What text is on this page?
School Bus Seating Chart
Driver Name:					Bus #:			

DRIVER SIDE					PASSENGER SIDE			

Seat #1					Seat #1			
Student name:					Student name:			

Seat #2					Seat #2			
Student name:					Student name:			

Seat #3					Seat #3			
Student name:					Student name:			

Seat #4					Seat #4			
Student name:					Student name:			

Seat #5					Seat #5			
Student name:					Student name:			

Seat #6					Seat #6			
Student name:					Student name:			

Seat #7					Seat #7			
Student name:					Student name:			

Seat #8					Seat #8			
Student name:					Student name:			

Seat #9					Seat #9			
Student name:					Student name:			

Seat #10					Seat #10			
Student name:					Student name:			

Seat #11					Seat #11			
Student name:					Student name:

-----

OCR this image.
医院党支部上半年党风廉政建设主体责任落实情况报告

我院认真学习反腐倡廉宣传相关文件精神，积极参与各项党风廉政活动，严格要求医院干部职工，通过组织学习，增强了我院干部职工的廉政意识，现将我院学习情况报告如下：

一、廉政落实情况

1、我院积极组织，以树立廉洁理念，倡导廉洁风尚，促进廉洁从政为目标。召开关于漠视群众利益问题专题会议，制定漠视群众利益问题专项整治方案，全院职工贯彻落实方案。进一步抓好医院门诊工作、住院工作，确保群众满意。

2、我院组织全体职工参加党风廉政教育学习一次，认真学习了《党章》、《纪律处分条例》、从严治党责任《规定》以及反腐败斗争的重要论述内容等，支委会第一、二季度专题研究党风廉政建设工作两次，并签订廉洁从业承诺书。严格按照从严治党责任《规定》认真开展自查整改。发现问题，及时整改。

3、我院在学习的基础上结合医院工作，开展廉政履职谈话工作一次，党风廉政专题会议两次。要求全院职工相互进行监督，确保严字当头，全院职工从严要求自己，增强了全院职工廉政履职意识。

-----

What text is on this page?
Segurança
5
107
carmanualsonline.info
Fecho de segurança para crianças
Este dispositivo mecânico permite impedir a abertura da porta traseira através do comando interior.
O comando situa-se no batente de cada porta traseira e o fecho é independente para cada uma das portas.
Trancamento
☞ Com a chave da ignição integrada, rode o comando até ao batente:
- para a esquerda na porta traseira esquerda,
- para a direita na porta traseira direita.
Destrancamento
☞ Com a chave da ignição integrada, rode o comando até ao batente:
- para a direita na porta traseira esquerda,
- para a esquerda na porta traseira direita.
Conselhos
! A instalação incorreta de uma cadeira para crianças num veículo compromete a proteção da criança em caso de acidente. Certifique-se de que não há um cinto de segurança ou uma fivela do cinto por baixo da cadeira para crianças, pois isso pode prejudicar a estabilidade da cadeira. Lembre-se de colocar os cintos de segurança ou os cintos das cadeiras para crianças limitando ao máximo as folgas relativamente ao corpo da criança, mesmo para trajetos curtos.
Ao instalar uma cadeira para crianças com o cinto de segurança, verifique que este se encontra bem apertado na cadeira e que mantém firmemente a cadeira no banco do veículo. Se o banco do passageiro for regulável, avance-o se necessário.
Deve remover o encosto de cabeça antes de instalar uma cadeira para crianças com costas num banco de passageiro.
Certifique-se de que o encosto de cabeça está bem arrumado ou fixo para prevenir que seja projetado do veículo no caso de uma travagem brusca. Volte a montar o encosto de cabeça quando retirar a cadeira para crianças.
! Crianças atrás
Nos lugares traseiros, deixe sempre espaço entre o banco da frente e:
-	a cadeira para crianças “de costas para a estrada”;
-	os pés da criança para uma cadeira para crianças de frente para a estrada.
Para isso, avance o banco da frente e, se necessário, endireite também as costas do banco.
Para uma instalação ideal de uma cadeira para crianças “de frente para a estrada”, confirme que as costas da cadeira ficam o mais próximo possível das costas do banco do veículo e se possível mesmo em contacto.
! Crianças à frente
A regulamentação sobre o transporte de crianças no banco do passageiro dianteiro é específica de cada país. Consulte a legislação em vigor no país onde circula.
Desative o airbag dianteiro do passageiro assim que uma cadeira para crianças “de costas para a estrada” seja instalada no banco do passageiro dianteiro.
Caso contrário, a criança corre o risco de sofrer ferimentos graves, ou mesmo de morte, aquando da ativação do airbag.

-----

What to do - Return each line where "encosto" shows up.

Task response -
Deve remover o encosto de cabeça antes de instalar uma cadeira para crianças com costas num banco de passageiro.
Certifique-se de que o encosto de cabeça está bem arrumado ou fixo para prevenir que seja projetado do veículo no caso de uma travagem brusca. Volte a montar o encosto de cabeça quando retirar a cadeira para crianças.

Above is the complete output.